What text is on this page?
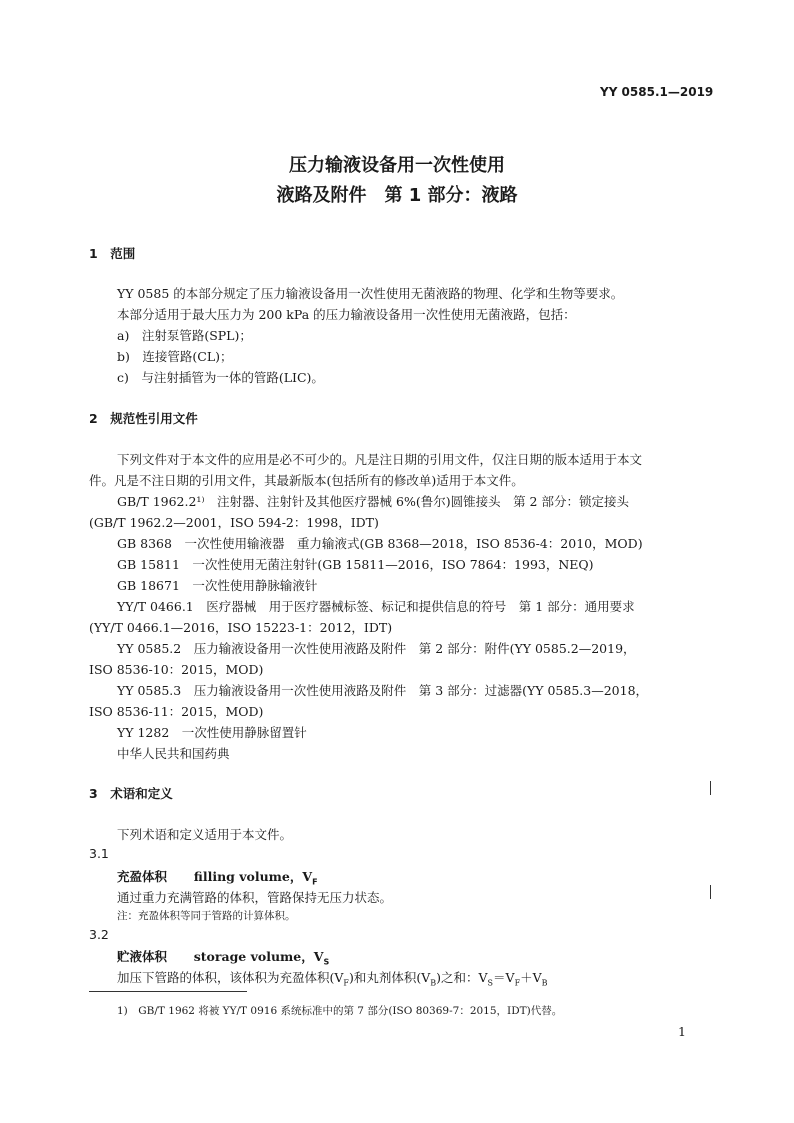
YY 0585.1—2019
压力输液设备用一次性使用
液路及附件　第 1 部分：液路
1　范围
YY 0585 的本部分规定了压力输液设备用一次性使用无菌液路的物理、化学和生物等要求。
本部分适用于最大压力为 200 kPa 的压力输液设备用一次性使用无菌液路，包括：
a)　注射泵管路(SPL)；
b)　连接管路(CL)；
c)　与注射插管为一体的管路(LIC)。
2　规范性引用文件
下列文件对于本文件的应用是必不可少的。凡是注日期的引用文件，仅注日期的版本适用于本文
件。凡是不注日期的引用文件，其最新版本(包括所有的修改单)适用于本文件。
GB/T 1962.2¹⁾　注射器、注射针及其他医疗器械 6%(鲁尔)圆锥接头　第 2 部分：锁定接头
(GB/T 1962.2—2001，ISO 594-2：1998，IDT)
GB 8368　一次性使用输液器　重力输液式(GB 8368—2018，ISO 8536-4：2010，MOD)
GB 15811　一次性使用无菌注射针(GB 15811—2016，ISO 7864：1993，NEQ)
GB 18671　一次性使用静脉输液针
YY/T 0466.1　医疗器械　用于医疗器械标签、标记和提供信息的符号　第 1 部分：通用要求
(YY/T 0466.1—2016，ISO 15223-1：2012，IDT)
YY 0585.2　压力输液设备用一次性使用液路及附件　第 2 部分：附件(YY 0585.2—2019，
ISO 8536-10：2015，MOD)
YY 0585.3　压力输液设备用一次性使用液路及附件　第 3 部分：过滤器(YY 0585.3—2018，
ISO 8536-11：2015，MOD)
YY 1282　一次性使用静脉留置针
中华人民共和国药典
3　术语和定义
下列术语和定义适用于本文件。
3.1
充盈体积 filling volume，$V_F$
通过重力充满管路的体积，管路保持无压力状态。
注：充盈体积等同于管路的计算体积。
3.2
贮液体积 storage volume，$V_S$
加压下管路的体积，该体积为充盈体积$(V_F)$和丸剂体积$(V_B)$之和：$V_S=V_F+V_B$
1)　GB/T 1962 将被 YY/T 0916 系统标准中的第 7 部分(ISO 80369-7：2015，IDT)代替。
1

-*-*-

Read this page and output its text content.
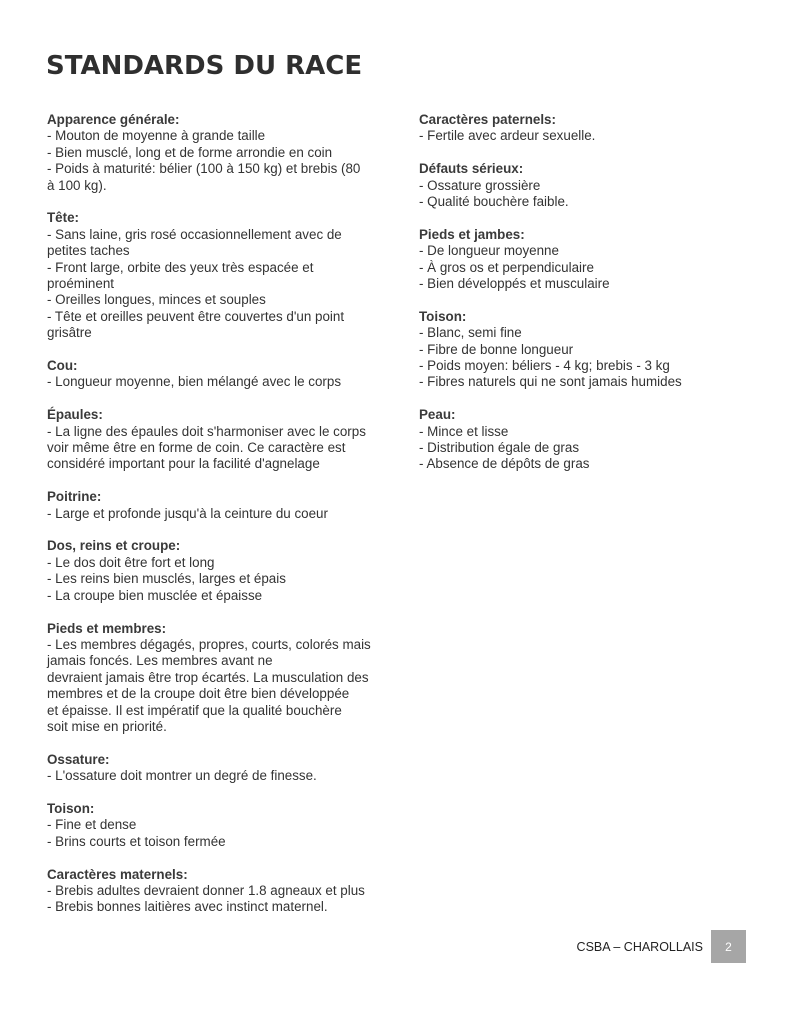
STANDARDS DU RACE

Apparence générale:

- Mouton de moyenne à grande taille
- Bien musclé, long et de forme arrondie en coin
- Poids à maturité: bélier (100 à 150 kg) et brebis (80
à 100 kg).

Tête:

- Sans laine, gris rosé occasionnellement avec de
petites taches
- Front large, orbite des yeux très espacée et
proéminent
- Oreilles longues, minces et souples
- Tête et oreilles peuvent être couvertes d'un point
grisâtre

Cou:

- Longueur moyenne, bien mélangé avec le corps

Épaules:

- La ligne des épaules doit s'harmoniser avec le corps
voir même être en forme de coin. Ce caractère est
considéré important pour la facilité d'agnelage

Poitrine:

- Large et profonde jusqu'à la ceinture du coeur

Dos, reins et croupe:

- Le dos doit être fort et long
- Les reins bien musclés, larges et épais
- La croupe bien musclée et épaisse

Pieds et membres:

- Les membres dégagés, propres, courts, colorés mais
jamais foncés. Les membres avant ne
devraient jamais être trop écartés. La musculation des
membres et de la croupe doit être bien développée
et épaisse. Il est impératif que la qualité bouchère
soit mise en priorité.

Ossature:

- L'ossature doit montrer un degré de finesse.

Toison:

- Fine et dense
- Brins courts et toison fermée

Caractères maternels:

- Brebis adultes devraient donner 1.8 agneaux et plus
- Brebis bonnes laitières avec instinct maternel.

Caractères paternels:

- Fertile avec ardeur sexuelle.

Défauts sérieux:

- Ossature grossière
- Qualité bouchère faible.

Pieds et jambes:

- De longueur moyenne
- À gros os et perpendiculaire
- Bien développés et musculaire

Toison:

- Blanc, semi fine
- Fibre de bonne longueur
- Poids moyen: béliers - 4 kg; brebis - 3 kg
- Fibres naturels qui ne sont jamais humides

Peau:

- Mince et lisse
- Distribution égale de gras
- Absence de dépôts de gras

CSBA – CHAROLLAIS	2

-*-*-

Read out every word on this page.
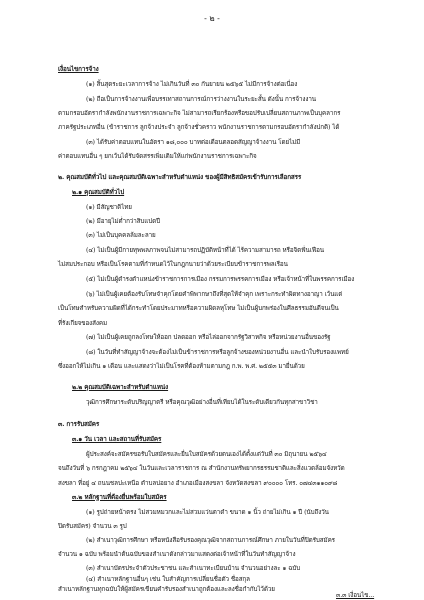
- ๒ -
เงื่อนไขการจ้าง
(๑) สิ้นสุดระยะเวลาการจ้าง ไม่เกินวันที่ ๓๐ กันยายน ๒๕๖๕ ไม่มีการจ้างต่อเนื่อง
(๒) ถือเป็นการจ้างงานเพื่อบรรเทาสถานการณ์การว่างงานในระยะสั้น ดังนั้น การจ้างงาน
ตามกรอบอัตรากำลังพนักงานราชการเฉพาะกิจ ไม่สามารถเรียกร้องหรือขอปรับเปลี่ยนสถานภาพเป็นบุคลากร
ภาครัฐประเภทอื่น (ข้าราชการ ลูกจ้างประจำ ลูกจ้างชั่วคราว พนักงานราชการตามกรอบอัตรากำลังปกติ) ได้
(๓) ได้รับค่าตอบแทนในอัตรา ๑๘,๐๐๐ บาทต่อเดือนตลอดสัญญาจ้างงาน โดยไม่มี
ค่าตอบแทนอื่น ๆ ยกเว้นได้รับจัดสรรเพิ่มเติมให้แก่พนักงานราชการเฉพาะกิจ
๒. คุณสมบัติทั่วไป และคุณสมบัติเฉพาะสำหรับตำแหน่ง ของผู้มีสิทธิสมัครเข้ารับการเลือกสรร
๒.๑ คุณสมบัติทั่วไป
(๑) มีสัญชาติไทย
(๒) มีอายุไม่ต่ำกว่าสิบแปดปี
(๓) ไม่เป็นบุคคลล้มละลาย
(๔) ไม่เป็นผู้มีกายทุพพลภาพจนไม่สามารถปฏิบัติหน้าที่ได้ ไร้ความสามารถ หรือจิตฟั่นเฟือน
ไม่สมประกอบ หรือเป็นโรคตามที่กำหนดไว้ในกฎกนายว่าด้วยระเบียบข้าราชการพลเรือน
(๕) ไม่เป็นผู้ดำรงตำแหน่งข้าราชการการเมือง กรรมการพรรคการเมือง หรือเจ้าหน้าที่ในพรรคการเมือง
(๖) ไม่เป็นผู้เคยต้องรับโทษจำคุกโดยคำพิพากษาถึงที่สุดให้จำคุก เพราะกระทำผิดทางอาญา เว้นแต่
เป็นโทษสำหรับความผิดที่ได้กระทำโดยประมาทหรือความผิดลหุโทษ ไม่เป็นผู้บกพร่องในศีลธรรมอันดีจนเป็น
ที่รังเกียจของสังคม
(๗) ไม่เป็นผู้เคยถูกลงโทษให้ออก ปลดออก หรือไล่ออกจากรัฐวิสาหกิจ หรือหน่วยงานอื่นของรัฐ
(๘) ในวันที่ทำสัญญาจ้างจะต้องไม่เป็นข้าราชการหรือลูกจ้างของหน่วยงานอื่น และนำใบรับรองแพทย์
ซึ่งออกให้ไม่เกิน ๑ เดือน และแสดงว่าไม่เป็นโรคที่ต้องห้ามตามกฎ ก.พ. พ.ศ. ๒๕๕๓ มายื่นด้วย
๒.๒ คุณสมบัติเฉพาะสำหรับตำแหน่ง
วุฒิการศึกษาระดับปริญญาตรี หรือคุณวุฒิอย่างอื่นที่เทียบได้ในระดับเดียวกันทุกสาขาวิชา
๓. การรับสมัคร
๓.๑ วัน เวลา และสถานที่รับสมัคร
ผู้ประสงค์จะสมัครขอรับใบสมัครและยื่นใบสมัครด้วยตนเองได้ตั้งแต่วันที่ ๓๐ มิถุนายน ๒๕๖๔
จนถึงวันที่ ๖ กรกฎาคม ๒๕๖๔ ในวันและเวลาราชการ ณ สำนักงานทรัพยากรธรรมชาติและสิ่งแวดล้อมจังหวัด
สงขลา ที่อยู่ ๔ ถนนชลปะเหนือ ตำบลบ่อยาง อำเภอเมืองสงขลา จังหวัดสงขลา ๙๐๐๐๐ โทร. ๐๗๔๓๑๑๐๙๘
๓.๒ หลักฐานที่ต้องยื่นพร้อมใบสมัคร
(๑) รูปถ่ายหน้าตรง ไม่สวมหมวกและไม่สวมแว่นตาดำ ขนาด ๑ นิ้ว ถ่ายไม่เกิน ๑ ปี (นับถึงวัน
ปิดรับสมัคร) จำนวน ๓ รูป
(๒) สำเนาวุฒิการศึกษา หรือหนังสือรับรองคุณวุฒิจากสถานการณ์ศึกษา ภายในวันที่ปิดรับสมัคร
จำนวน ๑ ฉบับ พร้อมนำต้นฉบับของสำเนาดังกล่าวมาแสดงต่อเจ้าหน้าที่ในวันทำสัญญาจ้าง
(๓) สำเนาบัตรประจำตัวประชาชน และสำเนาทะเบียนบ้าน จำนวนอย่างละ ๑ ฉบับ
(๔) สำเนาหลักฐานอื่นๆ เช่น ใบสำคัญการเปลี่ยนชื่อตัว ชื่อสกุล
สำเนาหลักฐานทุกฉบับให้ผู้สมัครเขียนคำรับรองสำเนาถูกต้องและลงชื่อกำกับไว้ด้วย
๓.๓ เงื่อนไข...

-*-*-

Pick out all the lines with the word "ครเข" in them and copy them.

๒. คุณสมบัติทั่วไป และคุณสมบัติเฉพาะสำหรับตำแหน่ง ของผู้มีสิทธิสมัครเข้ารับการเลือกสรร
สำเนาหลักฐานทุกฉบับให้ผู้สมัครเขียนคำรับรองสำเนาถูกต้องและลงชื่อกำกับไว้ด้วย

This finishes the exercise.